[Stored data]
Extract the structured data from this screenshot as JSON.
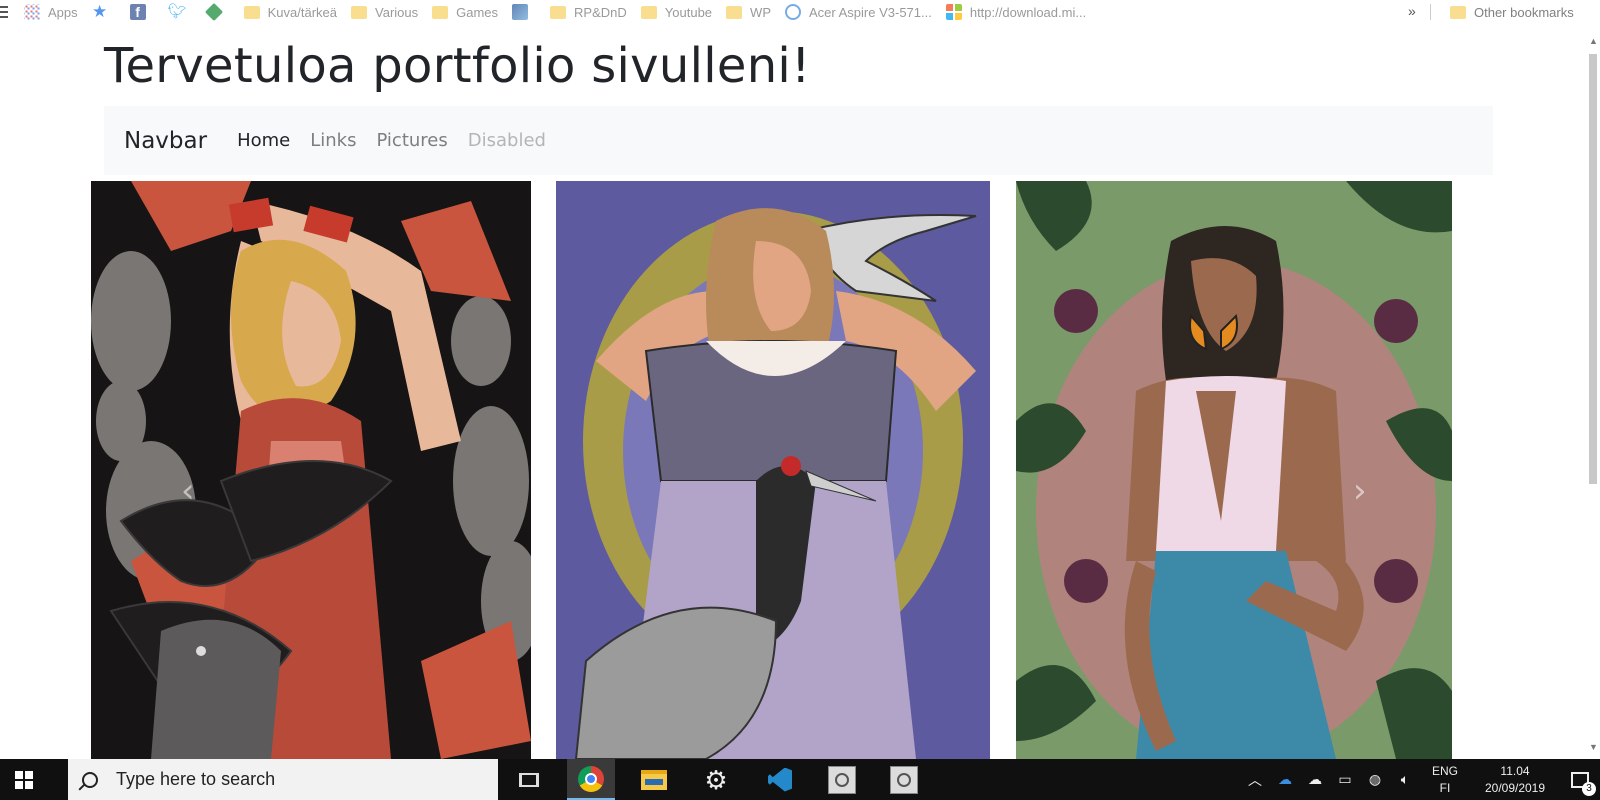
{
  "bookmarks": {
    "items": [
      {
        "label": "Apps",
        "icon": "apps-grid-icon"
      },
      {
        "label": "",
        "icon": "star-icon"
      },
      {
        "label": "",
        "icon": "facebook-icon"
      },
      {
        "label": "",
        "icon": "twitter-icon"
      },
      {
        "label": "",
        "icon": "green-diamond-icon"
      },
      {
        "label": "Kuva/tärkeä",
        "icon": "folder-icon"
      },
      {
        "label": "Various",
        "icon": "folder-icon"
      },
      {
        "label": "Games",
        "icon": "folder-icon"
      },
      {
        "label": "",
        "icon": "image-bookmark-icon"
      },
      {
        "label": "RP&DnD",
        "icon": "folder-icon"
      },
      {
        "label": "Youtube",
        "icon": "folder-icon"
      },
      {
        "label": "WP",
        "icon": "folder-icon"
      },
      {
        "label": "Acer Aspire V3-571...",
        "icon": "circle-icon"
      },
      {
        "label": "http://download.mi...",
        "icon": "microsoft-icon"
      }
    ],
    "more": "»",
    "other": "Other bookmarks"
  },
  "page": {
    "title": "Tervetuloa portfolio sivulleni!"
  },
  "navbar": {
    "brand": "Navbar",
    "links": [
      {
        "label": "Home",
        "state": "active"
      },
      {
        "label": "Links",
        "state": "normal"
      },
      {
        "label": "Pictures",
        "state": "normal"
      },
      {
        "label": "Disabled",
        "state": "disabled"
      }
    ]
  },
  "carousel": {
    "prev": "‹",
    "next": "›",
    "slides": [
      {
        "subject": "illustration-woman-with-crows"
      },
      {
        "subject": "illustration-woman-with-cranes"
      },
      {
        "subject": "illustration-woman-with-butterfly"
      }
    ]
  },
  "taskbar": {
    "search_placeholder": "Type here to search",
    "language_top": "ENG",
    "language_bottom": "FI",
    "time": "11.04",
    "date": "20/09/2019",
    "notification_count": "3"
  },
  "colors": {
    "navbar_bg": "#f8f9fa",
    "text_dark": "#212529",
    "nav_link": "#7c7f82",
    "taskbar_bg": "#101010",
    "search_bg": "#f2f2f2"
  }
}
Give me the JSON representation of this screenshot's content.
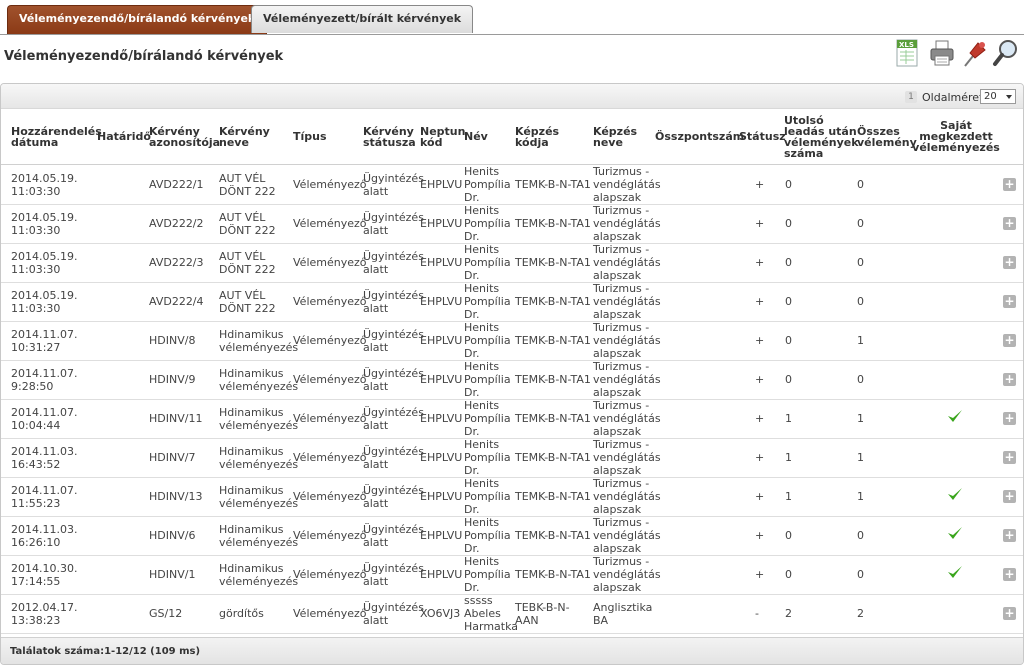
{
  "tabs": [
    {
      "label": "Véleményezendő/bírálandó kérvények"
    },
    {
      "label": "Véleményezett/bírált kérvények"
    }
  ],
  "page_title": "Véleményezendő/bírálandó kérvények",
  "toolbar": {
    "icons": [
      "xls-export-icon",
      "print-icon",
      "pin-icon",
      "search-icon"
    ]
  },
  "pager": {
    "current_page": "1",
    "page_size_label": "Oldalméret",
    "page_size_value": "20"
  },
  "columns": {
    "assign_date": "Hozzárendelés dátuma",
    "deadline": "Határidő",
    "request_id": "Kérvény azonosítója",
    "request_name": "Kérvény neve",
    "type": "Típus",
    "request_status": "Kérvény státusza",
    "neptun": "Neptun kód",
    "name": "Név",
    "program_code": "Képzés kódja",
    "program_name": "Képzés neve",
    "score": "Összpontszám",
    "status": "Státusz",
    "reviews_after_last": "Utolsó leadás után vélemények száma",
    "total_reviews": "Összes vélemény",
    "own_started": "Saját megkezdett véleményezés"
  },
  "rows": [
    {
      "date": "2014.05.19.",
      "time": "11:03:30",
      "id": "AVD222/1",
      "name1": "AUT VÉL",
      "name2": "DÖNT 222",
      "type": "Véleményező",
      "st1": "Ügyintézés",
      "st2": "alatt",
      "neptun": "EHPLVU",
      "n1": "Henits",
      "n2": "Pompília",
      "n3": "Dr.",
      "code": "TEMK-B-N-TA1",
      "p1": "Turizmus -",
      "p2": "vendéglátás",
      "p3": "alapszak",
      "status": "+",
      "after": "0",
      "total": "0",
      "check": false
    },
    {
      "date": "2014.05.19.",
      "time": "11:03:30",
      "id": "AVD222/2",
      "name1": "AUT VÉL",
      "name2": "DÖNT 222",
      "type": "Véleményező",
      "st1": "Ügyintézés",
      "st2": "alatt",
      "neptun": "EHPLVU",
      "n1": "Henits",
      "n2": "Pompília",
      "n3": "Dr.",
      "code": "TEMK-B-N-TA1",
      "p1": "Turizmus -",
      "p2": "vendéglátás",
      "p3": "alapszak",
      "status": "+",
      "after": "0",
      "total": "0",
      "check": false
    },
    {
      "date": "2014.05.19.",
      "time": "11:03:30",
      "id": "AVD222/3",
      "name1": "AUT VÉL",
      "name2": "DÖNT 222",
      "type": "Véleményező",
      "st1": "Ügyintézés",
      "st2": "alatt",
      "neptun": "EHPLVU",
      "n1": "Henits",
      "n2": "Pompília",
      "n3": "Dr.",
      "code": "TEMK-B-N-TA1",
      "p1": "Turizmus -",
      "p2": "vendéglátás",
      "p3": "alapszak",
      "status": "+",
      "after": "0",
      "total": "0",
      "check": false
    },
    {
      "date": "2014.05.19.",
      "time": "11:03:30",
      "id": "AVD222/4",
      "name1": "AUT VÉL",
      "name2": "DÖNT 222",
      "type": "Véleményező",
      "st1": "Ügyintézés",
      "st2": "alatt",
      "neptun": "EHPLVU",
      "n1": "Henits",
      "n2": "Pompília",
      "n3": "Dr.",
      "code": "TEMK-B-N-TA1",
      "p1": "Turizmus -",
      "p2": "vendéglátás",
      "p3": "alapszak",
      "status": "+",
      "after": "0",
      "total": "0",
      "check": false
    },
    {
      "date": "2014.11.07.",
      "time": "10:31:27",
      "id": "HDINV/8",
      "name1": "Hdinamikus",
      "name2": "véleményezés",
      "type": "Véleményező",
      "st1": "Ügyintézés",
      "st2": "alatt",
      "neptun": "EHPLVU",
      "n1": "Henits",
      "n2": "Pompília",
      "n3": "Dr.",
      "code": "TEMK-B-N-TA1",
      "p1": "Turizmus -",
      "p2": "vendéglátás",
      "p3": "alapszak",
      "status": "+",
      "after": "0",
      "total": "1",
      "check": false
    },
    {
      "date": "2014.11.07.",
      "time": "9:28:50",
      "id": "HDINV/9",
      "name1": "Hdinamikus",
      "name2": "véleményezés",
      "type": "Véleményező",
      "st1": "Ügyintézés",
      "st2": "alatt",
      "neptun": "EHPLVU",
      "n1": "Henits",
      "n2": "Pompília",
      "n3": "Dr.",
      "code": "TEMK-B-N-TA1",
      "p1": "Turizmus -",
      "p2": "vendéglátás",
      "p3": "alapszak",
      "status": "+",
      "after": "0",
      "total": "0",
      "check": false
    },
    {
      "date": "2014.11.07.",
      "time": "10:04:44",
      "id": "HDINV/11",
      "name1": "Hdinamikus",
      "name2": "véleményezés",
      "type": "Véleményező",
      "st1": "Ügyintézés",
      "st2": "alatt",
      "neptun": "EHPLVU",
      "n1": "Henits",
      "n2": "Pompília",
      "n3": "Dr.",
      "code": "TEMK-B-N-TA1",
      "p1": "Turizmus -",
      "p2": "vendéglátás",
      "p3": "alapszak",
      "status": "+",
      "after": "1",
      "total": "1",
      "check": true
    },
    {
      "date": "2014.11.03.",
      "time": "16:43:52",
      "id": "HDINV/7",
      "name1": "Hdinamikus",
      "name2": "véleményezés",
      "type": "Véleményező",
      "st1": "Ügyintézés",
      "st2": "alatt",
      "neptun": "EHPLVU",
      "n1": "Henits",
      "n2": "Pompília",
      "n3": "Dr.",
      "code": "TEMK-B-N-TA1",
      "p1": "Turizmus -",
      "p2": "vendéglátás",
      "p3": "alapszak",
      "status": "+",
      "after": "1",
      "total": "1",
      "check": false
    },
    {
      "date": "2014.11.07.",
      "time": "11:55:23",
      "id": "HDINV/13",
      "name1": "Hdinamikus",
      "name2": "véleményezés",
      "type": "Véleményező",
      "st1": "Ügyintézés",
      "st2": "alatt",
      "neptun": "EHPLVU",
      "n1": "Henits",
      "n2": "Pompília",
      "n3": "Dr.",
      "code": "TEMK-B-N-TA1",
      "p1": "Turizmus -",
      "p2": "vendéglátás",
      "p3": "alapszak",
      "status": "+",
      "after": "1",
      "total": "1",
      "check": true
    },
    {
      "date": "2014.11.03.",
      "time": "16:26:10",
      "id": "HDINV/6",
      "name1": "Hdinamikus",
      "name2": "véleményezés",
      "type": "Véleményező",
      "st1": "Ügyintézés",
      "st2": "alatt",
      "neptun": "EHPLVU",
      "n1": "Henits",
      "n2": "Pompília",
      "n3": "Dr.",
      "code": "TEMK-B-N-TA1",
      "p1": "Turizmus -",
      "p2": "vendéglátás",
      "p3": "alapszak",
      "status": "+",
      "after": "0",
      "total": "0",
      "check": true
    },
    {
      "date": "2014.10.30.",
      "time": "17:14:55",
      "id": "HDINV/1",
      "name1": "Hdinamikus",
      "name2": "véleményezés",
      "type": "Véleményező",
      "st1": "Ügyintézés",
      "st2": "alatt",
      "neptun": "EHPLVU",
      "n1": "Henits",
      "n2": "Pompília",
      "n3": "Dr.",
      "code": "TEMK-B-N-TA1",
      "p1": "Turizmus -",
      "p2": "vendéglátás",
      "p3": "alapszak",
      "status": "+",
      "after": "0",
      "total": "0",
      "check": true
    },
    {
      "date": "2012.04.17.",
      "time": "13:38:23",
      "id": "GS/12",
      "name1": "gördítős",
      "name2": "",
      "type": "Véleményező",
      "st1": "Ügyintézés",
      "st2": "alatt",
      "neptun": "XO6VJ3",
      "n1": "sssss",
      "n2": "Abeles",
      "n3": "Harmatka",
      "code": "TEBK-B-N-AAN",
      "p1": "Anglisztika",
      "p2": "BA",
      "p3": "",
      "status": "-",
      "after": "2",
      "total": "2",
      "check": false
    }
  ],
  "footer": "Találatok száma:1-12/12 (109 ms)",
  "colors": {
    "tab_active": "#8b3a16",
    "check": "#3aa51c",
    "plus_button": "#b3b3b3"
  }
}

● Do this: Pick out the lines containing the word "with" and show them.

● The output:
        "subject": "illustration-woman-with-crows"
        "subject": "illustration-woman-with-cranes"
        "subject": "illustration-woman-with-butterfly"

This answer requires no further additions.